*TASK STATEMENT*. Repeat the records below word for word, leaving out the pictures.

(begin)

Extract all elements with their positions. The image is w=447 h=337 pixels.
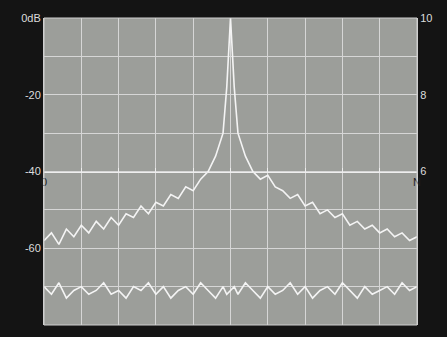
svg-text:0: 0: [41, 176, 47, 188]
svg-text:6: 6: [420, 165, 426, 177]
svg-text:N: N: [413, 176, 421, 188]
svg-text:10: 10: [420, 12, 432, 24]
svg-text:8: 8: [420, 89, 426, 101]
svg-text:-60: -60: [25, 242, 41, 254]
svg-text:-20: -20: [25, 89, 41, 101]
svg-text:0dB: 0dB: [21, 12, 41, 24]
svg-text:-40: -40: [25, 165, 41, 177]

(end)

*SOLUTION BELOW*.
Extract all elements with their positions. The image is w=447 h=337 pixels.
svg-text:0: 0: [41, 176, 47, 188]
svg-text:6: 6: [420, 165, 426, 177]
svg-text:N: N: [413, 176, 421, 188]
svg-text:10: 10: [420, 12, 432, 24]
svg-text:8: 8: [420, 89, 426, 101]
svg-text:-60: -60: [25, 242, 41, 254]
svg-text:-20: -20: [25, 89, 41, 101]
svg-text:0dB: 0dB: [21, 12, 41, 24]
svg-text:-40: -40: [25, 165, 41, 177]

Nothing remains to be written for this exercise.